*TASK DESCRIPTION*
Print each entry word for word.
╭─ RECORDS FOR THE TASK
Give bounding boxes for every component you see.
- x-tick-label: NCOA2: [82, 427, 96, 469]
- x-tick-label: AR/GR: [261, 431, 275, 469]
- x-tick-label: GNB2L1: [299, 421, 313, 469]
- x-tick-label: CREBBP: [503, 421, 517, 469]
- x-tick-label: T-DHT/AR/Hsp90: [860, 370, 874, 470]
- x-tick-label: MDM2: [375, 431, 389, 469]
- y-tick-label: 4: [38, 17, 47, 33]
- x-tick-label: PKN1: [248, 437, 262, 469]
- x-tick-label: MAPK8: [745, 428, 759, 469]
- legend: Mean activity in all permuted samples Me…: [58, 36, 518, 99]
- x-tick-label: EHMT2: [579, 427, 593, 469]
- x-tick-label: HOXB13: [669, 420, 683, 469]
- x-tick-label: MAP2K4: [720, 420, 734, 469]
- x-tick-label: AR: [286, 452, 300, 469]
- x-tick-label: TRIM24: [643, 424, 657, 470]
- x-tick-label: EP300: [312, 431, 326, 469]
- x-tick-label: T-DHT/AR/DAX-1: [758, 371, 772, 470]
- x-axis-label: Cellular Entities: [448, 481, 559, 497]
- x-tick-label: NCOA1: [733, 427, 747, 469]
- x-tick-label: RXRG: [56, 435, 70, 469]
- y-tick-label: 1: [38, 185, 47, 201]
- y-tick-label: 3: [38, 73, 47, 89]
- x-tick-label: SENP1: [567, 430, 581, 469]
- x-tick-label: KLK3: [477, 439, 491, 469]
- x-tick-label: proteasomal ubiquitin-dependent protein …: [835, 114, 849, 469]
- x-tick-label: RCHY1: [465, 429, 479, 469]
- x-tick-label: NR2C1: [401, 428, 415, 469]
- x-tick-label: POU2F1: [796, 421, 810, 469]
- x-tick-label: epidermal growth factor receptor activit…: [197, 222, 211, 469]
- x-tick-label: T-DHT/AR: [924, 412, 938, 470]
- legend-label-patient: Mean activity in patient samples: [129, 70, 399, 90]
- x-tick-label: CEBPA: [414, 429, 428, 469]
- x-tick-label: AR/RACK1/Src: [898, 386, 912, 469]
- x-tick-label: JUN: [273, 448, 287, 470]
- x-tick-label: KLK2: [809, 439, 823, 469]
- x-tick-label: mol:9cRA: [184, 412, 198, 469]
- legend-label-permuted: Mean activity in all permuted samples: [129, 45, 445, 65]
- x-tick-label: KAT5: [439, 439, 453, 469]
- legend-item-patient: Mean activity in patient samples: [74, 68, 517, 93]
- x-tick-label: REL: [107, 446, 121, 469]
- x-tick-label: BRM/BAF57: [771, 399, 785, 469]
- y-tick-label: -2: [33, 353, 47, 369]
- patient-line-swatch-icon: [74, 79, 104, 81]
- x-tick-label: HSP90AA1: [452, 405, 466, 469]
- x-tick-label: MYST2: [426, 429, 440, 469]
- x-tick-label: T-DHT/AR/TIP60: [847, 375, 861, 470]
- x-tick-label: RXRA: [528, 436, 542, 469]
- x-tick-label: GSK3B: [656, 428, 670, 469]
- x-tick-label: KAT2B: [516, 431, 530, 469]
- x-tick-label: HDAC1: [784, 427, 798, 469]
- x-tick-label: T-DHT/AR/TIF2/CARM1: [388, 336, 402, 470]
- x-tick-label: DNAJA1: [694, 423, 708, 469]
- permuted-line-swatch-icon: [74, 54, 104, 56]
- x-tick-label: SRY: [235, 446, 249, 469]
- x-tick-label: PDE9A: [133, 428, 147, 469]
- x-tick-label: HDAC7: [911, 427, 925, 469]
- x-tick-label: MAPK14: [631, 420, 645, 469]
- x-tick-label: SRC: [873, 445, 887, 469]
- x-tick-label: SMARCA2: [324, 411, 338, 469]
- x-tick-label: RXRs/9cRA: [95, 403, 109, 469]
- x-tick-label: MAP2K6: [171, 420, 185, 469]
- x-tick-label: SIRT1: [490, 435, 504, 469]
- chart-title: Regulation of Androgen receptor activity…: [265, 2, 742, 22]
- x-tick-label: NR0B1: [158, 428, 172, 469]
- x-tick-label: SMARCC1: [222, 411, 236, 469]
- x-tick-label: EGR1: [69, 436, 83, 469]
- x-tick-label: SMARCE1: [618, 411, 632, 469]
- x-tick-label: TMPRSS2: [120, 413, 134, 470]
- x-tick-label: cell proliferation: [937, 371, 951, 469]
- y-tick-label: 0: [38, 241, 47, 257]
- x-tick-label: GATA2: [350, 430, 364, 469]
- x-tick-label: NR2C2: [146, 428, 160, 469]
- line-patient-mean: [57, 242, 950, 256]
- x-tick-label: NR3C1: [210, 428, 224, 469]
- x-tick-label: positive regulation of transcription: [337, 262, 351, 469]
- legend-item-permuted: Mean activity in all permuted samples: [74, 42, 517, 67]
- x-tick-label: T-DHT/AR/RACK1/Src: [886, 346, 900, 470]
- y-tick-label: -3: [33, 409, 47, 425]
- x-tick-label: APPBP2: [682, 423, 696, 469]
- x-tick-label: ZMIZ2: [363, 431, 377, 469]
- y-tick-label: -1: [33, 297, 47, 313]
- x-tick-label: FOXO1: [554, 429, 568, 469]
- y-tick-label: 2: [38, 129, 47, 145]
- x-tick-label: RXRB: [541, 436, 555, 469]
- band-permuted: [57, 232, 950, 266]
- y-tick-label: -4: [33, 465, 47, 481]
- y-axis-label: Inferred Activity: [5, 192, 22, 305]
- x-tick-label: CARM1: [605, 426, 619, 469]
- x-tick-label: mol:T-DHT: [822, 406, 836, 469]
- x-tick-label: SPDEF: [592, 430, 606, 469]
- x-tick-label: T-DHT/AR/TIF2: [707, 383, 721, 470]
╰─
*RESPONSE*
Give bounding boxes for every component you see.
- x-tick-label: NCOA2: [82, 427, 96, 469]
- x-tick-label: AR/GR: [261, 431, 275, 469]
- x-tick-label: GNB2L1: [299, 421, 313, 469]
- x-tick-label: CREBBP: [503, 421, 517, 469]
- x-tick-label: T-DHT/AR/Hsp90: [860, 370, 874, 470]
- x-tick-label: MDM2: [375, 431, 389, 469]
- y-tick-label: 4: [38, 17, 47, 33]
- x-tick-label: PKN1: [248, 437, 262, 469]
- x-tick-label: MAPK8: [745, 428, 759, 469]
- legend: Mean activity in all permuted samples Me…: [58, 36, 518, 99]
- x-tick-label: EHMT2: [579, 427, 593, 469]
- x-tick-label: HOXB13: [669, 420, 683, 469]
- x-tick-label: MAP2K4: [720, 420, 734, 469]
- x-tick-label: AR: [286, 452, 300, 469]
- x-tick-label: TRIM24: [643, 424, 657, 470]
- x-tick-label: EP300: [312, 431, 326, 469]
- x-tick-label: T-DHT/AR/DAX-1: [758, 371, 772, 470]
- x-axis-label: Cellular Entities: [448, 481, 559, 497]
- x-tick-label: NCOA1: [733, 427, 747, 469]
- x-tick-label: RXRG: [56, 435, 70, 469]
- y-tick-label: 1: [38, 185, 47, 201]
- y-tick-label: 3: [38, 73, 47, 89]
- x-tick-label: SENP1: [567, 430, 581, 469]
- x-tick-label: KLK3: [477, 439, 491, 469]
- x-tick-label: proteasomal ubiquitin-dependent protein …: [835, 114, 849, 469]
- x-tick-label: RCHY1: [465, 429, 479, 469]
- x-tick-label: NR2C1: [401, 428, 415, 469]
- x-tick-label: POU2F1: [796, 421, 810, 469]
- x-tick-label: epidermal growth factor receptor activit…: [197, 222, 211, 469]
- x-tick-label: T-DHT/AR: [924, 412, 938, 470]
- legend-label-patient: Mean activity in patient samples: [129, 70, 399, 90]
- x-tick-label: CEBPA: [414, 429, 428, 469]
- x-tick-label: AR/RACK1/Src: [898, 386, 912, 469]
- x-tick-label: JUN: [273, 448, 287, 470]
- x-tick-label: KLK2: [809, 439, 823, 469]
- x-tick-label: mol:9cRA: [184, 412, 198, 469]
- legend-label-permuted: Mean activity in all permuted samples: [129, 45, 445, 65]
- x-tick-label: KAT5: [439, 439, 453, 469]
- legend-item-patient: Mean activity in patient samples: [74, 68, 517, 93]
- x-tick-label: REL: [107, 446, 121, 469]
- x-tick-label: BRM/BAF57: [771, 399, 785, 469]
- y-tick-label: -2: [33, 353, 47, 369]
- patient-line-swatch-icon: [74, 79, 104, 81]
- x-tick-label: HSP90AA1: [452, 405, 466, 469]
- x-tick-label: MYST2: [426, 429, 440, 469]
- x-tick-label: T-DHT/AR/TIP60: [847, 375, 861, 470]
- x-tick-label: RXRA: [528, 436, 542, 469]
- x-tick-label: GSK3B: [656, 428, 670, 469]
- x-tick-label: KAT2B: [516, 431, 530, 469]
- x-tick-label: HDAC1: [784, 427, 798, 469]
- x-tick-label: T-DHT/AR/TIF2/CARM1: [388, 336, 402, 470]
- x-tick-label: DNAJA1: [694, 423, 708, 469]
- permuted-line-swatch-icon: [74, 54, 104, 56]
- x-tick-label: SRY: [235, 446, 249, 469]
- x-tick-label: PDE9A: [133, 428, 147, 469]
- x-tick-label: HDAC7: [911, 427, 925, 469]
- x-tick-label: MAPK14: [631, 420, 645, 469]
- x-tick-label: SRC: [873, 445, 887, 469]
- x-tick-label: SMARCA2: [324, 411, 338, 469]
- x-tick-label: RXRs/9cRA: [95, 403, 109, 469]
- x-tick-label: MAP2K6: [171, 420, 185, 469]
- x-tick-label: SIRT1: [490, 435, 504, 469]
- chart-title: Regulation of Androgen receptor activity…: [265, 2, 742, 22]
- x-tick-label: NR0B1: [158, 428, 172, 469]
- x-tick-label: SMARCC1: [222, 411, 236, 469]
- x-tick-label: EGR1: [69, 436, 83, 469]
- x-tick-label: SMARCE1: [618, 411, 632, 469]
- x-tick-label: TMPRSS2: [120, 413, 134, 470]
- x-tick-label: cell proliferation: [937, 371, 951, 469]
- y-tick-label: 0: [38, 241, 47, 257]
- x-tick-label: GATA2: [350, 430, 364, 469]
- x-tick-label: NR2C2: [146, 428, 160, 469]
- line-patient-mean: [57, 242, 950, 256]
- x-tick-label: NR3C1: [210, 428, 224, 469]
- x-tick-label: positive regulation of transcription: [337, 262, 351, 469]
- legend-item-permuted: Mean activity in all permuted samples: [74, 42, 517, 67]
- x-tick-label: T-DHT/AR/RACK1/Src: [886, 346, 900, 470]
- y-tick-label: -3: [33, 409, 47, 425]
- x-tick-label: APPBP2: [682, 423, 696, 469]
- x-tick-label: ZMIZ2: [363, 431, 377, 469]
- y-tick-label: -1: [33, 297, 47, 313]
- x-tick-label: FOXO1: [554, 429, 568, 469]
- y-tick-label: 2: [38, 129, 47, 145]
- x-tick-label: RXRB: [541, 436, 555, 469]
- band-permuted: [57, 232, 950, 266]
- y-tick-label: -4: [33, 465, 47, 481]
- y-axis-label: Inferred Activity: [5, 192, 22, 305]
- x-tick-label: CARM1: [605, 426, 619, 469]
- x-tick-label: mol:T-DHT: [822, 406, 836, 469]
- x-tick-label: SPDEF: [592, 430, 606, 469]
- x-tick-label: T-DHT/AR/TIF2: [707, 383, 721, 470]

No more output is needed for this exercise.